_Work to complete_: Every entry must be echoed exactly.

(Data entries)
☆ ☆ ☆ ☆ ☆ ☆ ☆
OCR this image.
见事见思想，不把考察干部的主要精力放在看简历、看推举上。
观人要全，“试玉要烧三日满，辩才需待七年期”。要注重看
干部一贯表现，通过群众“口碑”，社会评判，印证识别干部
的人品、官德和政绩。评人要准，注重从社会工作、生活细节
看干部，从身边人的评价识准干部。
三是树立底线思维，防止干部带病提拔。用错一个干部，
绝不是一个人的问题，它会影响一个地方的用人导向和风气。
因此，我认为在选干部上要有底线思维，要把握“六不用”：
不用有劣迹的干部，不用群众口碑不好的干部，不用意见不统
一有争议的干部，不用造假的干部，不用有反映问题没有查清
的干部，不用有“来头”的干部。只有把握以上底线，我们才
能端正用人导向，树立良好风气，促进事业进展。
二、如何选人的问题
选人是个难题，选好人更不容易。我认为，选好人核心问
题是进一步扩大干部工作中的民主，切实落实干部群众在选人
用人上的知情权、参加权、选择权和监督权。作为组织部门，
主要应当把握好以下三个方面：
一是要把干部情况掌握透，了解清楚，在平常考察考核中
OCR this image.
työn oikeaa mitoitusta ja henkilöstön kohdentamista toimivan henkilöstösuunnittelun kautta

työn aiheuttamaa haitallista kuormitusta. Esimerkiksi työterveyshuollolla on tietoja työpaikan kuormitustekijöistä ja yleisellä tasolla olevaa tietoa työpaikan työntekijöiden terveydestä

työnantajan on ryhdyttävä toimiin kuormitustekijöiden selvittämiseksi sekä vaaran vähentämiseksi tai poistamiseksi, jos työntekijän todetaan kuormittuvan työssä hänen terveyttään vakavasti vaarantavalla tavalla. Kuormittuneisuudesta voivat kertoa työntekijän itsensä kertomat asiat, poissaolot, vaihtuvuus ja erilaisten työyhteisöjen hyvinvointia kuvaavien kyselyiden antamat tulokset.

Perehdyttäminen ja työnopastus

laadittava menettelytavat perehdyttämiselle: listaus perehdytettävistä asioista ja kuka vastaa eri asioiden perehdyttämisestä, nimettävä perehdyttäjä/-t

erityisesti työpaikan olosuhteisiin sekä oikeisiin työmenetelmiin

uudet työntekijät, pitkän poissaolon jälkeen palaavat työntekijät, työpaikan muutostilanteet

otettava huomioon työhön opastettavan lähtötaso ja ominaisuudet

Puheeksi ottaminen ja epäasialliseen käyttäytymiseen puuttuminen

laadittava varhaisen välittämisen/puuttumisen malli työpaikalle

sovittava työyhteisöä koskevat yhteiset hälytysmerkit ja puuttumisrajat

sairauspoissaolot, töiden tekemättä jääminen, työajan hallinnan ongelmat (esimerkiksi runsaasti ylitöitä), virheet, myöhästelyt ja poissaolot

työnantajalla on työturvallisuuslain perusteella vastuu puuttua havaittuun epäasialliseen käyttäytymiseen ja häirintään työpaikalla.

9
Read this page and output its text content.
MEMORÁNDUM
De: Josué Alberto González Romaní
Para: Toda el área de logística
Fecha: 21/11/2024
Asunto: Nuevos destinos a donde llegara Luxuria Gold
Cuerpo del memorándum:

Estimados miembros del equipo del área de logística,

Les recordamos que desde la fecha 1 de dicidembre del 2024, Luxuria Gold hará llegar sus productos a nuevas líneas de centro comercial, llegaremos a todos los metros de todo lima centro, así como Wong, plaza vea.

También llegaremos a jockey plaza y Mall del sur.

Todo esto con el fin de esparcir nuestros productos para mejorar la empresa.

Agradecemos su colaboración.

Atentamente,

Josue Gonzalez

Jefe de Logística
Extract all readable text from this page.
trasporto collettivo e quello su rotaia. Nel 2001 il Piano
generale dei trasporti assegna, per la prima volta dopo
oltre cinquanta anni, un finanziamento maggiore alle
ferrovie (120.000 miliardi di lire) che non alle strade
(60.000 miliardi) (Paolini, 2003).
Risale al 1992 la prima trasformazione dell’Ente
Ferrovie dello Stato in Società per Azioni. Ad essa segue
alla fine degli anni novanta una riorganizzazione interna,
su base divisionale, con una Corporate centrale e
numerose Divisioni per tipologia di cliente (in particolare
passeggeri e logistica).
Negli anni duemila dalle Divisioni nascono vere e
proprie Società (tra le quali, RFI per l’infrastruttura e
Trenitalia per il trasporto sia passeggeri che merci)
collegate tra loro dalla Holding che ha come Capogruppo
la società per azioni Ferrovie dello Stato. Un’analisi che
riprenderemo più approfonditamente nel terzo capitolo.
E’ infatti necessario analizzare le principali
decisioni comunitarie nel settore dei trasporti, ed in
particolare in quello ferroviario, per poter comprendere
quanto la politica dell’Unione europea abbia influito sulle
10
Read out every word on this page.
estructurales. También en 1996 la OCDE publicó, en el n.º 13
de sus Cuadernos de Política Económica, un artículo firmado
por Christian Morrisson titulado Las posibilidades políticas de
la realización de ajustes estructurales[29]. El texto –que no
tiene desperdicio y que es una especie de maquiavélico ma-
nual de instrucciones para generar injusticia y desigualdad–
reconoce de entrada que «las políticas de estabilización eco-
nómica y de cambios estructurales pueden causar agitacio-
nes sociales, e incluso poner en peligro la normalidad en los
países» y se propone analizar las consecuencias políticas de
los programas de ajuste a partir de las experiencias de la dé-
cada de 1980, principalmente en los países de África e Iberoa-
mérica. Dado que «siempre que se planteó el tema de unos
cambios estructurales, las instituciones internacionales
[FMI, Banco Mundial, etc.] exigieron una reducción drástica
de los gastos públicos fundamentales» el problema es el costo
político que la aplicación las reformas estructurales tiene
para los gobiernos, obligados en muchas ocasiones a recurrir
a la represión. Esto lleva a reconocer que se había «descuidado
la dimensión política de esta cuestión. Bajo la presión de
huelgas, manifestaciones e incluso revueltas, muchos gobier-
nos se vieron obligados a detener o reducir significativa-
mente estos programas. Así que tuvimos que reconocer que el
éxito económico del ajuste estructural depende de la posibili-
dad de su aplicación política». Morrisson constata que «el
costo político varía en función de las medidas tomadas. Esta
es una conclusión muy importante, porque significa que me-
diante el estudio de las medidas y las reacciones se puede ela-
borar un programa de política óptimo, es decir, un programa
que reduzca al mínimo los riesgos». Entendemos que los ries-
☆ ☆ ☆ ☆ ☆ ☆ ☆
_Exercise output_:
OCR this image.
见事见思想，不把考察干部的主要精力放在看简历、看推举上。
观人要全，“试玉要烧三日满，辩才需待七年期”。要注重看
干部一贯表现，通过群众“口碑”，社会评判，印证识别干部
的人品、官德和政绩。评人要准，注重从社会工作、生活细节
看干部，从身边人的评价识准干部。
三是树立底线思维，防止干部带病提拔。用错一个干部，
绝不是一个人的问题，它会影响一个地方的用人导向和风气。
因此，我认为在选干部上要有底线思维，要把握“六不用”：
不用有劣迹的干部，不用群众口碑不好的干部，不用意见不统
一有争议的干部，不用造假的干部，不用有反映问题没有查清
的干部，不用有“来头”的干部。只有把握以上底线，我们才
能端正用人导向，树立良好风气，促进事业进展。
二、如何选人的问题
选人是个难题，选好人更不容易。我认为，选好人核心问
题是进一步扩大干部工作中的民主，切实落实干部群众在选人
用人上的知情权、参加权、选择权和监督权。作为组织部门，
主要应当把握好以下三个方面：
一是要把干部情况掌握透，了解清楚，在平常考察考核中
OCR this image.
työn oikeaa mitoitusta ja henkilöstön kohdentamista toimivan henkilöstösuunnittelun kautta

työn aiheuttamaa haitallista kuormitusta. Esimerkiksi työterveyshuollolla on tietoja työpaikan kuormitustekijöistä ja yleisellä tasolla olevaa tietoa työpaikan työntekijöiden terveydestä

työnantajan on ryhdyttävä toimiin kuormitustekijöiden selvittämiseksi sekä vaaran vähentämiseksi tai poistamiseksi, jos työntekijän todetaan kuormittuvan työssä hänen terveyttään vakavasti vaarantavalla tavalla. Kuormittuneisuudesta voivat kertoa työntekijän itsensä kertomat asiat, poissaolot, vaihtuvuus ja erilaisten työyhteisöjen hyvinvointia kuvaavien kyselyiden antamat tulokset.

Perehdyttäminen ja työnopastus

laadittava menettelytavat perehdyttämiselle: listaus perehdytettävistä asioista ja kuka vastaa eri asioiden perehdyttämisestä, nimettävä perehdyttäjä/-t

erityisesti työpaikan olosuhteisiin sekä oikeisiin työmenetelmiin

uudet työntekijät, pitkän poissaolon jälkeen palaavat työntekijät, työpaikan muutostilanteet

otettava huomioon työhön opastettavan lähtötaso ja ominaisuudet

Puheeksi ottaminen ja epäasialliseen käyttäytymiseen puuttuminen

laadittava varhaisen välittämisen/puuttumisen malli työpaikalle

sovittava työyhteisöä koskevat yhteiset hälytysmerkit ja puuttumisrajat

sairauspoissaolot, töiden tekemättä jääminen, työajan hallinnan ongelmat (esimerkiksi runsaasti ylitöitä), virheet, myöhästelyt ja poissaolot

työnantajalla on työturvallisuuslain perusteella vastuu puuttua havaittuun epäasialliseen käyttäytymiseen ja häirintään työpaikalla.

9
Read this page and output its text content.
MEMORÁNDUM
De: Josué Alberto González Romaní
Para: Toda el área de logística
Fecha: 21/11/2024
Asunto: Nuevos destinos a donde llegara Luxuria Gold
Cuerpo del memorándum:

Estimados miembros del equipo del área de logística,

Les recordamos que desde la fecha 1 de dicidembre del 2024, Luxuria Gold hará llegar sus productos a nuevas líneas de centro comercial, llegaremos a todos los metros de todo lima centro, así como Wong, plaza vea.

También llegaremos a jockey plaza y Mall del sur.

Todo esto con el fin de esparcir nuestros productos para mejorar la empresa.

Agradecemos su colaboración.

Atentamente,

Josue Gonzalez

Jefe de Logística
Extract all readable text from this page.
trasporto collettivo e quello su rotaia. Nel 2001 il Piano
generale dei trasporti assegna, per la prima volta dopo
oltre cinquanta anni, un finanziamento maggiore alle
ferrovie (120.000 miliardi di lire) che non alle strade
(60.000 miliardi) (Paolini, 2003).
Risale al 1992 la prima trasformazione dell’Ente
Ferrovie dello Stato in Società per Azioni. Ad essa segue
alla fine degli anni novanta una riorganizzazione interna,
su base divisionale, con una Corporate centrale e
numerose Divisioni per tipologia di cliente (in particolare
passeggeri e logistica).
Negli anni duemila dalle Divisioni nascono vere e
proprie Società (tra le quali, RFI per l’infrastruttura e
Trenitalia per il trasporto sia passeggeri che merci)
collegate tra loro dalla Holding che ha come Capogruppo
la società per azioni Ferrovie dello Stato. Un’analisi che
riprenderemo più approfonditamente nel terzo capitolo.
E’ infatti necessario analizzare le principali
decisioni comunitarie nel settore dei trasporti, ed in
particolare in quello ferroviario, per poter comprendere
quanto la politica dell’Unione europea abbia influito sulle
10
Read out every word on this page.
estructurales. También en 1996 la OCDE publicó, en el n.º 13
de sus Cuadernos de Política Económica, un artículo firmado
por Christian Morrisson titulado Las posibilidades políticas de
la realización de ajustes estructurales[29]. El texto –que no
tiene desperdicio y que es una especie de maquiavélico ma-
nual de instrucciones para generar injusticia y desigualdad–
reconoce de entrada que «las políticas de estabilización eco-
nómica y de cambios estructurales pueden causar agitacio-
nes sociales, e incluso poner en peligro la normalidad en los
países» y se propone analizar las consecuencias políticas de
los programas de ajuste a partir de las experiencias de la dé-
cada de 1980, principalmente en los países de África e Iberoa-
mérica. Dado que «siempre que se planteó el tema de unos
cambios estructurales, las instituciones internacionales
[FMI, Banco Mundial, etc.] exigieron una reducción drástica
de los gastos públicos fundamentales» el problema es el costo
político que la aplicación las reformas estructurales tiene
para los gobiernos, obligados en muchas ocasiones a recurrir
a la represión. Esto lleva a reconocer que se había «descuidado
la dimensión política de esta cuestión. Bajo la presión de
huelgas, manifestaciones e incluso revueltas, muchos gobier-
nos se vieron obligados a detener o reducir significativa-
mente estos programas. Así que tuvimos que reconocer que el
éxito económico del ajuste estructural depende de la posibili-
dad de su aplicación política». Morrisson constata que «el
costo político varía en función de las medidas tomadas. Esta
es una conclusión muy importante, porque significa que me-
diante el estudio de las medidas y las reacciones se puede ela-
borar un programa de política óptimo, es decir, un programa
que reduzca al mínimo los riesgos». Entendemos que los ries-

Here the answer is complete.